### PROBLEM
Write out the data again exactly, skipping every picture.

[Saved entries]
'''
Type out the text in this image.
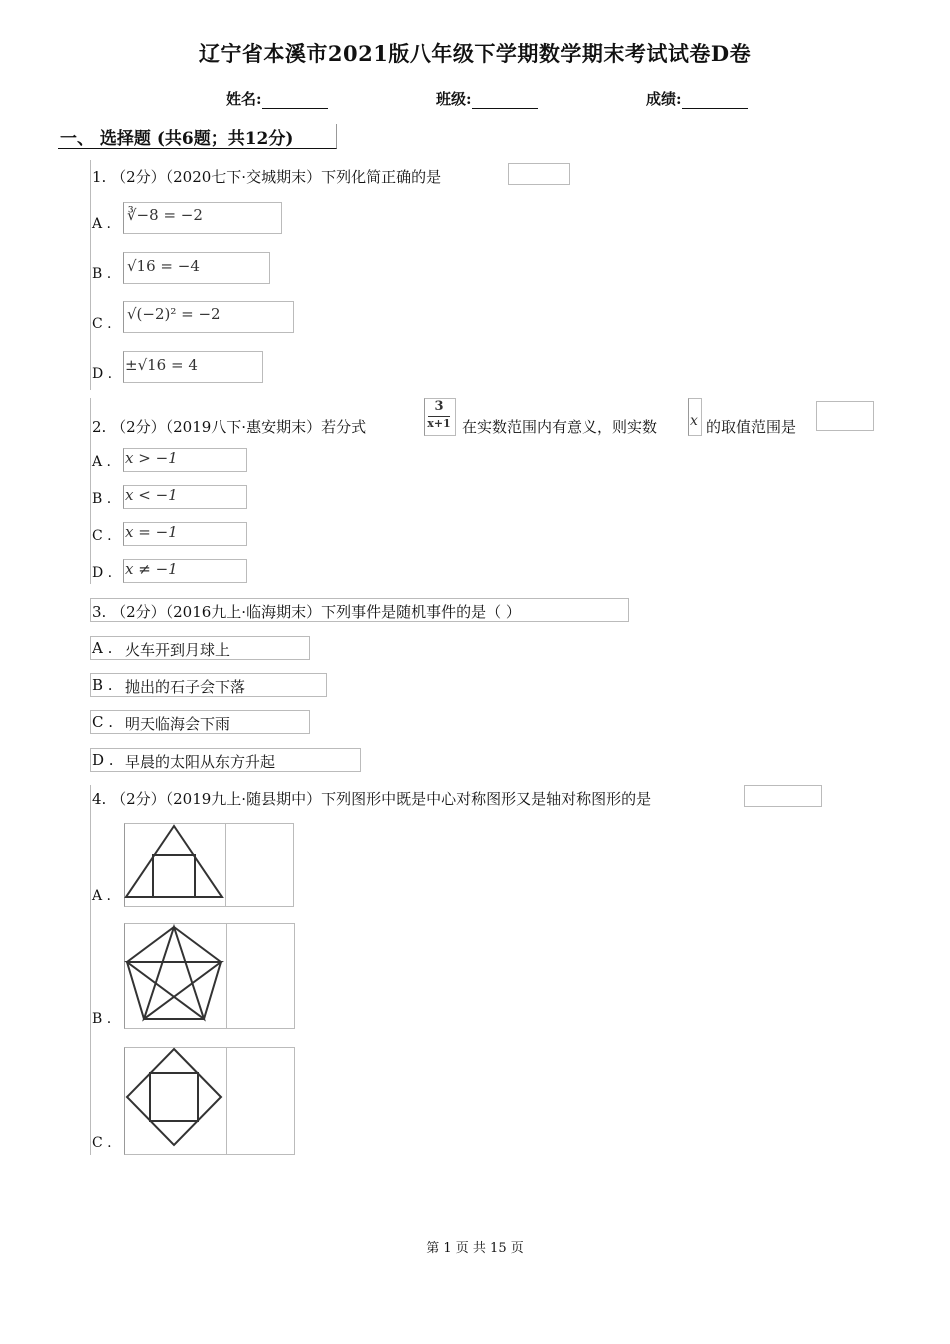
辽宁省本溪市2021版八年级下学期数学期末考试试卷D卷
姓名:	班级:	成绩:
一、 选择题 (共6题；共12分)
1. （2分）（2020七下·交城期末）下列化简正确的是
A . ∛−8 = −2
B . √16 = −4
C .
√(−2)² = −2
D . ±√16 = 4
2. （2分）（2019八下·惠安期末）若分式
3
x+1 在实数范围内有意义，则实数 x 的取值范围是
A . x > −1
B . x < −1
C . x = −1
D . x ≠ −1
3. （2分）（2016九上·临海期末）下列事件是随机事件的是（ ）
A . 火车开到月球上
B . 抛出的石子会下落
C . 明天临海会下雨
D . 早晨的太阳从东方升起
4. （2分）（2019九上·随县期中）下列图形中既是中心对称图形又是轴对称图形的是
A .
B .
C .
第 1 页 共 15 页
'''
### THE RESULT
Type out the text in this image.
辽宁省本溪市2021版八年级下学期数学期末考试试卷D卷
姓名:	班级:	成绩:
一、 选择题 (共6题；共12分)
1. （2分）（2020七下·交城期末）下列化简正确的是
A . ∛−8 = −2
B . √16 = −4
C .
√(−2)² = −2
D . ±√16 = 4
2. （2分）（2019八下·惠安期末）若分式
3
x+1 在实数范围内有意义，则实数 x 的取值范围是
A . x > −1
B . x < −1
C . x = −1
D . x ≠ −1
3. （2分）（2016九上·临海期末）下列事件是随机事件的是（ ）
A . 火车开到月球上
B . 抛出的石子会下落
C . 明天临海会下雨
D . 早晨的太阳从东方升起
4. （2分）（2019九上·随县期中）下列图形中既是中心对称图形又是轴对称图形的是
A .
B .
C .
第 1 页 共 15 页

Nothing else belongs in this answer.